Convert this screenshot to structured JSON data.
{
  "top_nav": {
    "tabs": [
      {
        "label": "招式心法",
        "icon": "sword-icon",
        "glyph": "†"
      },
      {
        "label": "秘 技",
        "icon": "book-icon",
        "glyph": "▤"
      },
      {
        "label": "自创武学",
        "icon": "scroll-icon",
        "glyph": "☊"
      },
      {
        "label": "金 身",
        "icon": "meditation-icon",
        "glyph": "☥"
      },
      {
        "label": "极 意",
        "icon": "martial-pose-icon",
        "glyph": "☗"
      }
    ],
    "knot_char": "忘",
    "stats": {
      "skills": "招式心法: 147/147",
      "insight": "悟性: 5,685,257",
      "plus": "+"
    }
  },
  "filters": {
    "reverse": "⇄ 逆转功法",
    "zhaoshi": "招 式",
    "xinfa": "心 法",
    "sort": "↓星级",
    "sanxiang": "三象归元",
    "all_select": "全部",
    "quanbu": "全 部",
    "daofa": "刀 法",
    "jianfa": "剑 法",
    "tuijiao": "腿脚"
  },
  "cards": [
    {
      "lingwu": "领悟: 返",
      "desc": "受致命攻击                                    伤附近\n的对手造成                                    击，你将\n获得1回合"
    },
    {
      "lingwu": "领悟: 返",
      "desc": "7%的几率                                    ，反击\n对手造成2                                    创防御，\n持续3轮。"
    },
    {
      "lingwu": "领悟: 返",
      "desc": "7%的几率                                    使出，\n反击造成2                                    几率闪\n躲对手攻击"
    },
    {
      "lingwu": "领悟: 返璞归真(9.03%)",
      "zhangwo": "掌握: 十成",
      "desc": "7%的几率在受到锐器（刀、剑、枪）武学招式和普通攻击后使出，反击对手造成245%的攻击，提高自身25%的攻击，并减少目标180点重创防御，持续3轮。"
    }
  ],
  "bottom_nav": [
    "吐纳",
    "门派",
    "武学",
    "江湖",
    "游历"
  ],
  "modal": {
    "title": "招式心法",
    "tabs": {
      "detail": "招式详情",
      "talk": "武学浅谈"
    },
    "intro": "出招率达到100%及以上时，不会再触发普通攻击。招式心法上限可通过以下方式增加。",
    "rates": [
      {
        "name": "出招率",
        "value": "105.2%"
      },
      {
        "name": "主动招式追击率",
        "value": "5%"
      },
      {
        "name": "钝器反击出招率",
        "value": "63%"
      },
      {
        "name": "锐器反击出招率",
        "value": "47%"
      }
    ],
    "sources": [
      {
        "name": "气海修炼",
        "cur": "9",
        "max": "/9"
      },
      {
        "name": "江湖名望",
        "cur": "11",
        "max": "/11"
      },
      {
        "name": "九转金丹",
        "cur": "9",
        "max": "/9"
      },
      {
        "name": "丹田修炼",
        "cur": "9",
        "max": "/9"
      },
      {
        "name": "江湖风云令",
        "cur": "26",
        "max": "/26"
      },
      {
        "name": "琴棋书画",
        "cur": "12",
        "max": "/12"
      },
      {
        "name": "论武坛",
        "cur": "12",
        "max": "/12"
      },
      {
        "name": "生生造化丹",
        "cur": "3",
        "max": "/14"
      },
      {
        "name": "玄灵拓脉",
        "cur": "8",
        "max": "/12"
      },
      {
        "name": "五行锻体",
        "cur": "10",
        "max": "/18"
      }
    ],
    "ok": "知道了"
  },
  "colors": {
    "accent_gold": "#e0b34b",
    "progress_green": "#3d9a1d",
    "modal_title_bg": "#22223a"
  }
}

------------------------------------------------------------------------

Given request
Every line above needs to be retyped exactly.

Answer for the task
Convert this screenshot to structured JSON data.
{
  "top_nav": {
    "tabs": [
      {
        "label": "招式心法",
        "icon": "sword-icon",
        "glyph": "†"
      },
      {
        "label": "秘 技",
        "icon": "book-icon",
        "glyph": "▤"
      },
      {
        "label": "自创武学",
        "icon": "scroll-icon",
        "glyph": "☊"
      },
      {
        "label": "金 身",
        "icon": "meditation-icon",
        "glyph": "☥"
      },
      {
        "label": "极 意",
        "icon": "martial-pose-icon",
        "glyph": "☗"
      }
    ],
    "knot_char": "忘",
    "stats": {
      "skills": "招式心法: 147/147",
      "insight": "悟性: 5,685,257",
      "plus": "+"
    }
  },
  "filters": {
    "reverse": "⇄ 逆转功法",
    "zhaoshi": "招 式",
    "xinfa": "心 法",
    "sort": "↓星级",
    "sanxiang": "三象归元",
    "all_select": "全部",
    "quanbu": "全 部",
    "daofa": "刀 法",
    "jianfa": "剑 法",
    "tuijiao": "腿脚"
  },
  "cards": [
    {
      "lingwu": "领悟: 返",
      "desc": "受致命攻击                                    伤附近\n的对手造成                                    击，你将\n获得1回合"
    },
    {
      "lingwu": "领悟: 返",
      "desc": "7%的几率                                    ，反击\n对手造成2                                    创防御，\n持续3轮。"
    },
    {
      "lingwu": "领悟: 返",
      "desc": "7%的几率                                    使出，\n反击造成2                                    几率闪\n躲对手攻击"
    },
    {
      "lingwu": "领悟: 返璞归真(9.03%)",
      "zhangwo": "掌握: 十成",
      "desc": "7%的几率在受到锐器（刀、剑、枪）武学招式和普通攻击后使出，反击对手造成245%的攻击，提高自身25%的攻击，并减少目标180点重创防御，持续3轮。"
    }
  ],
  "bottom_nav": [
    "吐纳",
    "门派",
    "武学",
    "江湖",
    "游历"
  ],
  "modal": {
    "title": "招式心法",
    "tabs": {
      "detail": "招式详情",
      "talk": "武学浅谈"
    },
    "intro": "出招率达到100%及以上时，不会再触发普通攻击。招式心法上限可通过以下方式增加。",
    "rates": [
      {
        "name": "出招率",
        "value": "105.2%"
      },
      {
        "name": "主动招式追击率",
        "value": "5%"
      },
      {
        "name": "钝器反击出招率",
        "value": "63%"
      },
      {
        "name": "锐器反击出招率",
        "value": "47%"
      }
    ],
    "sources": [
      {
        "name": "气海修炼",
        "cur": "9",
        "max": "/9"
      },
      {
        "name": "江湖名望",
        "cur": "11",
        "max": "/11"
      },
      {
        "name": "九转金丹",
        "cur": "9",
        "max": "/9"
      },
      {
        "name": "丹田修炼",
        "cur": "9",
        "max": "/9"
      },
      {
        "name": "江湖风云令",
        "cur": "26",
        "max": "/26"
      },
      {
        "name": "琴棋书画",
        "cur": "12",
        "max": "/12"
      },
      {
        "name": "论武坛",
        "cur": "12",
        "max": "/12"
      },
      {
        "name": "生生造化丹",
        "cur": "3",
        "max": "/14"
      },
      {
        "name": "玄灵拓脉",
        "cur": "8",
        "max": "/12"
      },
      {
        "name": "五行锻体",
        "cur": "10",
        "max": "/18"
      }
    ],
    "ok": "知道了"
  },
  "colors": {
    "accent_gold": "#e0b34b",
    "progress_green": "#3d9a1d",
    "modal_title_bg": "#22223a"
  }
}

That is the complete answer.